_Exercise instructions_
Spot each line that carries the word "gold"; copy those lines.

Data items
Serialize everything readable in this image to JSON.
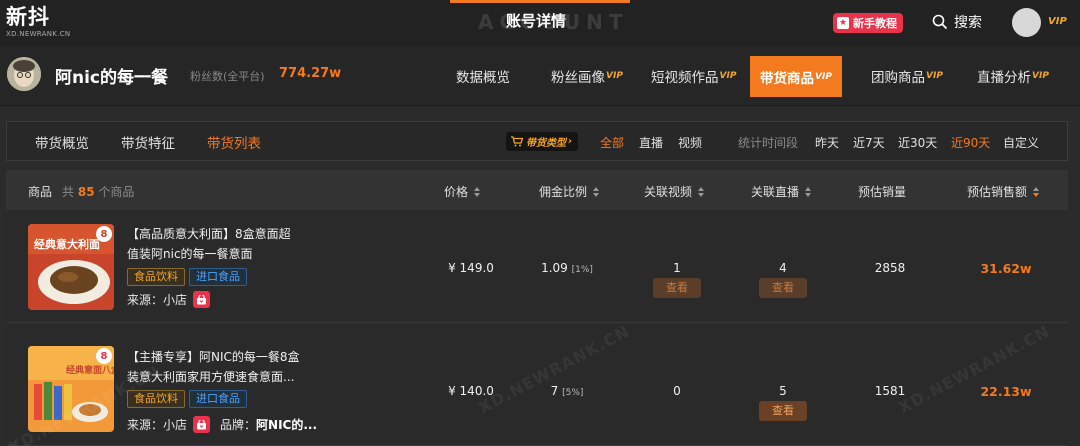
{
  "topbar": {
    "logo": "新抖",
    "logo_sub": "XD.NEWRANK.CN",
    "ghost_title": "ACCOUNT",
    "title": "账号详情",
    "tutorial": "新手教程",
    "search": "搜索",
    "vip": "VIP"
  },
  "account": {
    "name": "阿nic的每一餐",
    "fans_label": "粉丝数(全平台)",
    "fans_value": "774.27w"
  },
  "nav": {
    "items": [
      {
        "label": "数据概览",
        "vip": ""
      },
      {
        "label": "粉丝画像",
        "vip": "VIP"
      },
      {
        "label": "短视频作品",
        "vip": "VIP"
      },
      {
        "label": "带货商品",
        "vip": "VIP"
      },
      {
        "label": "团购商品",
        "vip": "VIP"
      },
      {
        "label": "直播分析",
        "vip": "VIP"
      }
    ]
  },
  "subtabs": {
    "items": [
      "带货概览",
      "带货特征",
      "带货列表"
    ],
    "type_badge": "带货类型",
    "types": [
      "全部",
      "直播",
      "视频"
    ],
    "period_label": "统计时间段",
    "periods": [
      "昨天",
      "近7天",
      "近30天",
      "近90天",
      "自定义"
    ]
  },
  "table": {
    "headers": {
      "product": "商品",
      "count_prefix": "共",
      "count": "85",
      "count_suffix": "个商品",
      "price": "价格",
      "commission": "佣金比例",
      "videos": "关联视频",
      "lives": "关联直播",
      "sales": "预估销量",
      "amount": "预估销售额"
    },
    "view_label": "查看",
    "source_label": "来源：",
    "brand_label": "品牌：",
    "rows": [
      {
        "title_line1": "【高品质意大利面】8盒意面超",
        "title_line2": "值装阿nic的每一餐意面",
        "tag1": "食品饮料",
        "tag2": "进口食品",
        "source": "小店",
        "brand": "",
        "price": "¥ 149.0",
        "commission": "1.09",
        "commission_pct": "[1%]",
        "videos": "1",
        "lives": "4",
        "sales": "2858",
        "amount": "31.62w",
        "thumb_text": "经典意大利面"
      },
      {
        "title_line1": "【主播专享】阿NIC的每一餐8盒",
        "title_line2": "装意大利面家用方便速食意面...",
        "tag1": "食品饮料",
        "tag2": "进口食品",
        "source": "小店",
        "brand": "阿NIC的...",
        "price": "¥ 140.0",
        "commission": "7",
        "commission_pct": "[5%]",
        "videos": "0",
        "lives": "5",
        "sales": "1581",
        "amount": "22.13w",
        "thumb_text": "经典意面八盒装"
      }
    ]
  },
  "watermark": "XD.NEWRANK.CN",
  "colors": {
    "accent": "#f47a20",
    "vip": "#f5a623",
    "tutorial": "#e8334a",
    "import_tag": "#4aa3ff"
  }
}
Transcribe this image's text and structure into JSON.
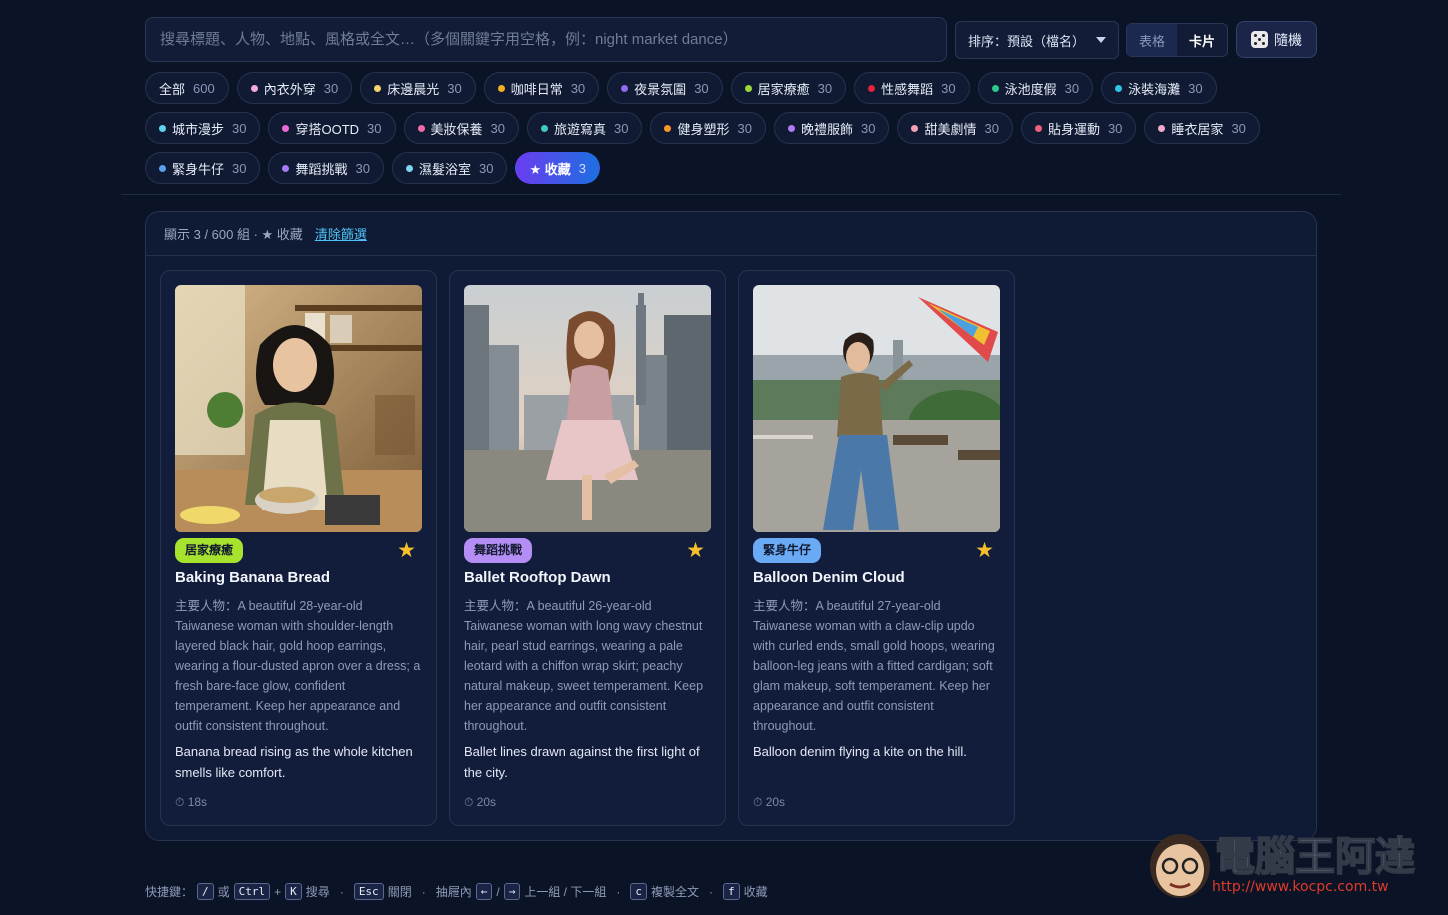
{
  "search": {
    "placeholder": "搜尋標題、人物、地點、風格或全文…（多個關鍵字用空格，例：night market dance）"
  },
  "sort": {
    "label": "排序：預設（檔名）"
  },
  "view": {
    "table": "表格",
    "card": "卡片",
    "active": "card"
  },
  "random_label": "隨機",
  "chips": [
    [
      {
        "label": "全部",
        "count": "600",
        "dot": ""
      },
      {
        "label": "內衣外穿",
        "count": "30",
        "dot": "#f4a7e0"
      },
      {
        "label": "床邊晨光",
        "count": "30",
        "dot": "#f5d36b"
      },
      {
        "label": "咖啡日常",
        "count": "30",
        "dot": "#f2b01e"
      },
      {
        "label": "夜景氛圍",
        "count": "30",
        "dot": "#8e6cf2"
      },
      {
        "label": "居家療癒",
        "count": "30",
        "dot": "#9ad83a"
      },
      {
        "label": "性感舞蹈",
        "count": "30",
        "dot": "#e0243a"
      },
      {
        "label": "泳池度假",
        "count": "30",
        "dot": "#2ec98a"
      },
      {
        "label": "泳裝海灘",
        "count": "30",
        "dot": "#2ec4e8"
      }
    ],
    [
      {
        "label": "城市漫步",
        "count": "30",
        "dot": "#5fd0f0"
      },
      {
        "label": "穿搭OOTD",
        "count": "30",
        "dot": "#e86ad4"
      },
      {
        "label": "美妝保養",
        "count": "30",
        "dot": "#f06aa8"
      },
      {
        "label": "旅遊寫真",
        "count": "30",
        "dot": "#3fc9c0"
      },
      {
        "label": "健身塑形",
        "count": "30",
        "dot": "#f5952a"
      },
      {
        "label": "晚禮服飾",
        "count": "30",
        "dot": "#b07af0"
      },
      {
        "label": "甜美劇情",
        "count": "30",
        "dot": "#f6a0b6"
      },
      {
        "label": "貼身運動",
        "count": "30",
        "dot": "#f0607a"
      },
      {
        "label": "睡衣居家",
        "count": "30",
        "dot": "#f1a8cc"
      }
    ],
    [
      {
        "label": "緊身牛仔",
        "count": "30",
        "dot": "#5aa0f0"
      },
      {
        "label": "舞蹈挑戰",
        "count": "30",
        "dot": "#a47af5"
      },
      {
        "label": "濕髮浴室",
        "count": "30",
        "dot": "#7fd3f0"
      },
      {
        "label": "★ 收藏",
        "count": "3",
        "dot": "",
        "active": true
      }
    ]
  ],
  "panel": {
    "status": "顯示 3 / 600 組 · ★ 收藏",
    "clear": "清除篩選"
  },
  "cards": [
    {
      "tag": "居家療癒",
      "tag_color": "#a6e22e",
      "starred": "★",
      "title": "Baking Banana Bread",
      "desc": "主要人物：A beautiful 28-year-old Taiwanese woman with shoulder-length layered black hair, gold hoop earrings, wearing a flour-dusted apron over a dress; a fresh bare-face glow, confident temperament. Keep her appearance and outfit consistent throughout.",
      "caption": "Banana bread rising as the whole kitchen smells like comfort.",
      "time": "⏱ 18s"
    },
    {
      "tag": "舞蹈挑戰",
      "tag_color": "#b48ef5",
      "starred": "★",
      "title": "Ballet Rooftop Dawn",
      "desc": "主要人物：A beautiful 26-year-old Taiwanese woman with long wavy chestnut hair, pearl stud earrings, wearing a pale leotard with a chiffon wrap skirt; peachy natural makeup, sweet temperament. Keep her appearance and outfit consistent throughout.",
      "caption": "Ballet lines drawn against the first light of the city.",
      "time": "⏱ 20s"
    },
    {
      "tag": "緊身牛仔",
      "tag_color": "#6aaaf5",
      "starred": "★",
      "title": "Balloon Denim Cloud",
      "desc": "主要人物：A beautiful 27-year-old Taiwanese woman with a claw-clip updo with curled ends, small gold hoops, wearing balloon-leg jeans with a fitted cardigan; soft glam makeup, soft temperament. Keep her appearance and outfit consistent throughout.",
      "caption": "Balloon denim flying a kite on the hill.",
      "time": "⏱ 20s"
    }
  ],
  "footer": {
    "prefix": "快捷鍵：",
    "k_slash": "/",
    "or": "或",
    "k_ctrl": "Ctrl",
    "plus": "+",
    "k_k": "K",
    "search": "搜尋",
    "k_esc": "Esc",
    "close": "關閉",
    "drawer": "抽屜內",
    "k_left": "←",
    "slash": "/",
    "k_right": "→",
    "prevnext": "上一組 / 下一組",
    "k_c": "c",
    "copy": "複製全文",
    "k_f": "f",
    "fav": "收藏",
    "dot": "·"
  },
  "watermark": {
    "title": "電腦王阿達",
    "url": "http://www.kocpc.com.tw"
  }
}
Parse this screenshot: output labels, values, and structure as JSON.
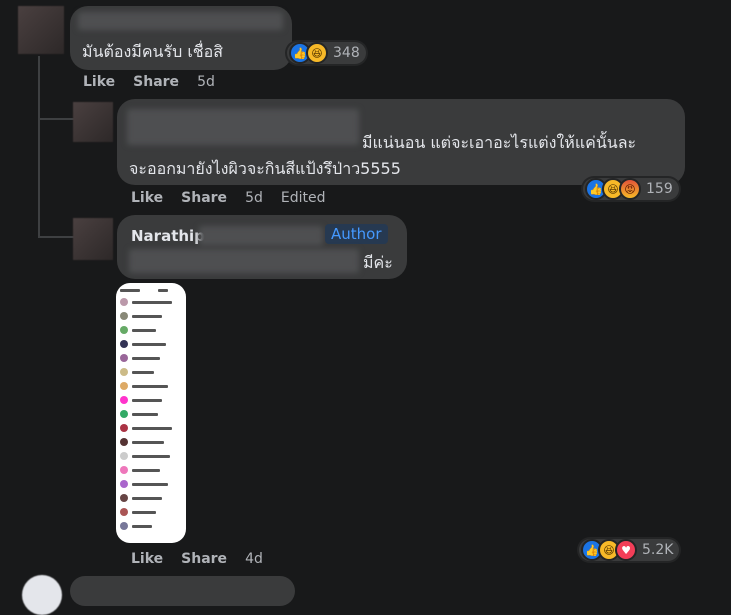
{
  "comment1": {
    "text": "มันต้องมีคนรับ เชื่อสิ",
    "like_label": "Like",
    "share_label": "Share",
    "time": "5d",
    "reaction_count": "348"
  },
  "reply1": {
    "text_line1": "มีแน่นอน แต่จะเอาอะไรแต่งให้แค่นั้นละ",
    "text_line2": "จะออกมายังไงผิวจะกินสีแป้งรึป่าว5555",
    "like_label": "Like",
    "share_label": "Share",
    "time": "5d",
    "edited_label": "Edited",
    "reaction_count": "159"
  },
  "reply2": {
    "author_name": "Narathip",
    "author_badge": "Author",
    "text": "มีค่ะ",
    "like_label": "Like",
    "share_label": "Share",
    "time": "4d",
    "reaction_count": "5.2K"
  },
  "icons": {
    "like": "like-reaction-icon",
    "haha": "haha-reaction-icon",
    "angry": "angry-reaction-icon",
    "love": "love-reaction-icon"
  },
  "colors": {
    "background": "#18191a",
    "bubble": "#3a3b3c",
    "text": "#e4e6eb",
    "secondary_text": "#b0b3b8",
    "author_badge_text": "#4599ff",
    "like_blue": "#1b74e4"
  }
}
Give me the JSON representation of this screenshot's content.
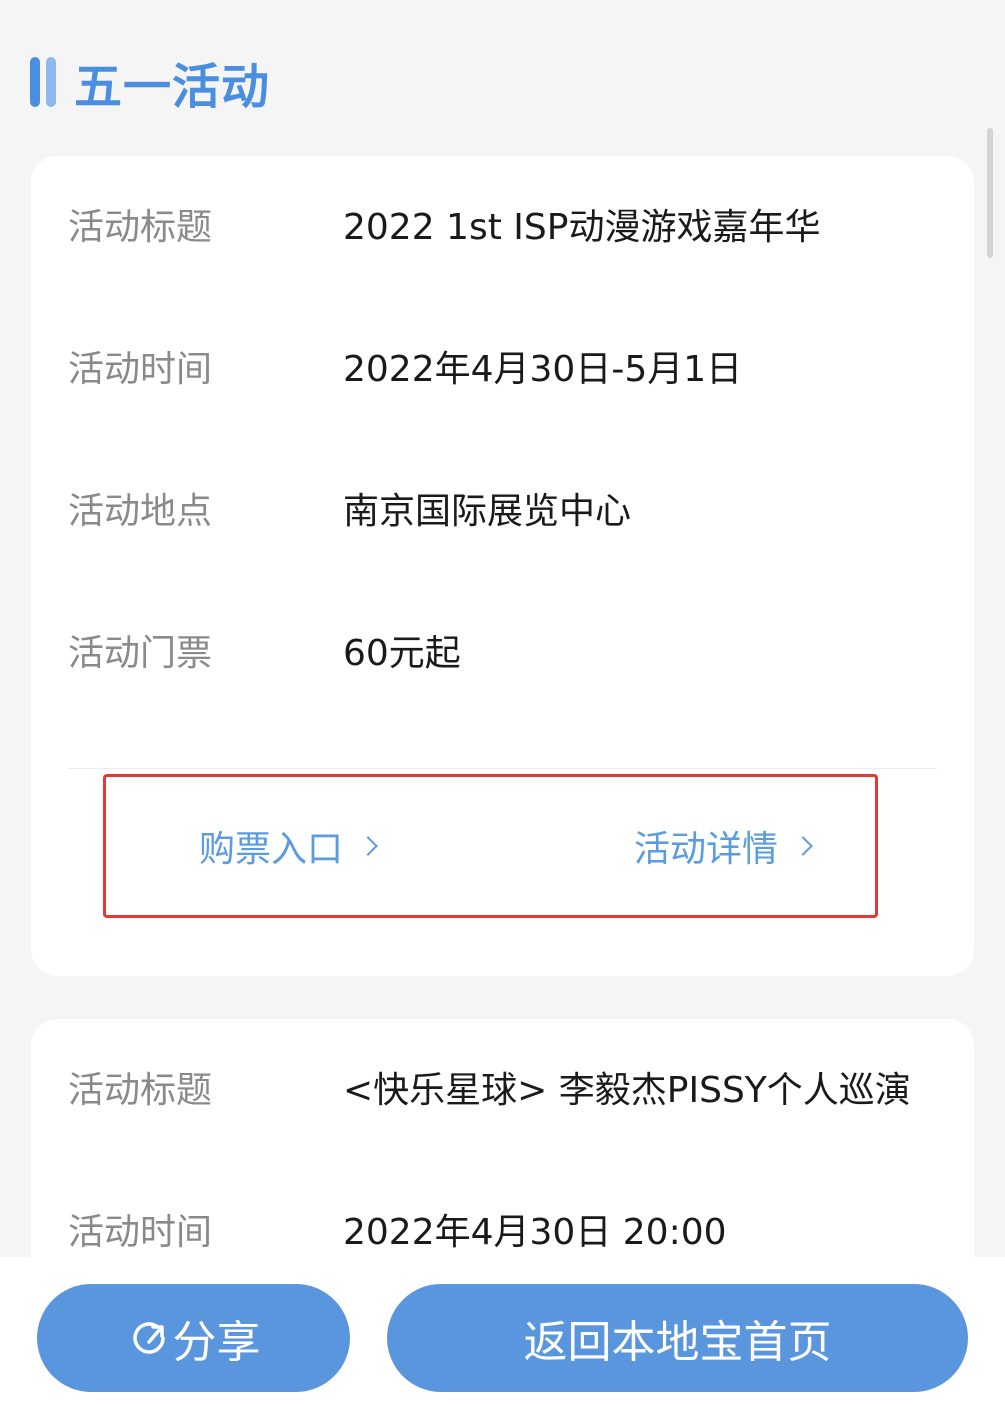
{
  "section": {
    "title": "五一活动"
  },
  "events": [
    {
      "rows": [
        {
          "label": "活动标题",
          "value": "2022 1st ISP动漫游戏嘉年华"
        },
        {
          "label": "活动时间",
          "value": "2022年4月30日-5月1日"
        },
        {
          "label": "活动地点",
          "value": "南京国际展览中心"
        },
        {
          "label": "活动门票",
          "value": "60元起"
        }
      ],
      "links": {
        "tickets": "购票入口",
        "details": "活动详情"
      }
    },
    {
      "rows": [
        {
          "label": "活动标题",
          "value": "<快乐星球> 李毅杰PISSY个人巡演"
        },
        {
          "label": "活动时间",
          "value": "2022年4月30日 20:00"
        }
      ]
    }
  ],
  "bottom": {
    "share_label": "分享",
    "home_label": "返回本地宝首页"
  },
  "colors": {
    "accent": "#4a8ee0",
    "button": "#5a96dd",
    "link": "#5b9be0",
    "highlight": "#e53935"
  }
}
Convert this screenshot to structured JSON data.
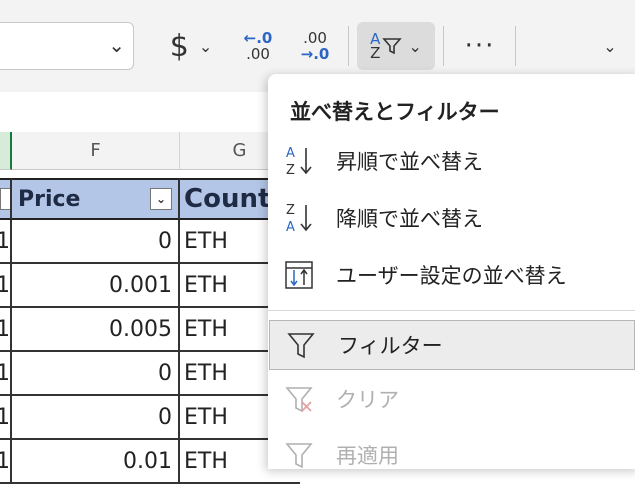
{
  "ribbon": {
    "currency_symbol": "$",
    "increase_decimal_top": "←.0",
    "increase_decimal_bottom": ".00",
    "decrease_decimal_top": ".00",
    "decrease_decimal_bottom": "→.0",
    "more_label": "···",
    "sort_filter_icon_a": "A",
    "sort_filter_icon_z": "Z",
    "accent_color": "#2b66c4"
  },
  "sheet": {
    "columns": [
      {
        "letter": "F"
      },
      {
        "letter": "G"
      }
    ],
    "headers": {
      "price": "Price",
      "count": "Count"
    },
    "rows": [
      {
        "e": "1",
        "price": "0",
        "currency": "ETH"
      },
      {
        "e": "1",
        "price": "0.001",
        "currency": "ETH"
      },
      {
        "e": "1",
        "price": "0.005",
        "currency": "ETH"
      },
      {
        "e": "1",
        "price": "0",
        "currency": "ETH"
      },
      {
        "e": "1",
        "price": "0",
        "currency": "ETH"
      },
      {
        "e": "1",
        "price": "0.01",
        "currency": "ETH"
      }
    ],
    "header_fill": "#b4c6e7",
    "selection_color": "#107c41"
  },
  "menu": {
    "title": "並べ替えとフィルター",
    "items": [
      {
        "label": "昇順で並べ替え",
        "icon": "sort-ascending-icon",
        "enabled": true
      },
      {
        "label": "降順で並べ替え",
        "icon": "sort-descending-icon",
        "enabled": true
      },
      {
        "label": "ユーザー設定の並べ替え",
        "icon": "custom-sort-icon",
        "enabled": true
      },
      {
        "label": "フィルター",
        "icon": "filter-icon",
        "enabled": true,
        "highlighted": true
      },
      {
        "label": "クリア",
        "icon": "clear-filter-icon",
        "enabled": false
      },
      {
        "label": "再適用",
        "icon": "reapply-filter-icon",
        "enabled": false
      }
    ]
  }
}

_Result of this task_
      "desc": "主要人物：A beautiful 28-year-old Taiwanese woman with shoulder-length layered black hair, gold hoop earrings, wearing a flour-dusted apron over a dress; a fresh bare-face glow, confident temperament. Keep her appearance and outfit consistent throughout.",
      "desc": "主要人物：A beautiful 27-year-old Taiwanese woman with a claw-clip updo with curled ends, small gold hoops, wearing balloon-leg jeans with a fitted cardigan; soft glam makeup, soft temperament. Keep her appearance and outfit consistent throughout.",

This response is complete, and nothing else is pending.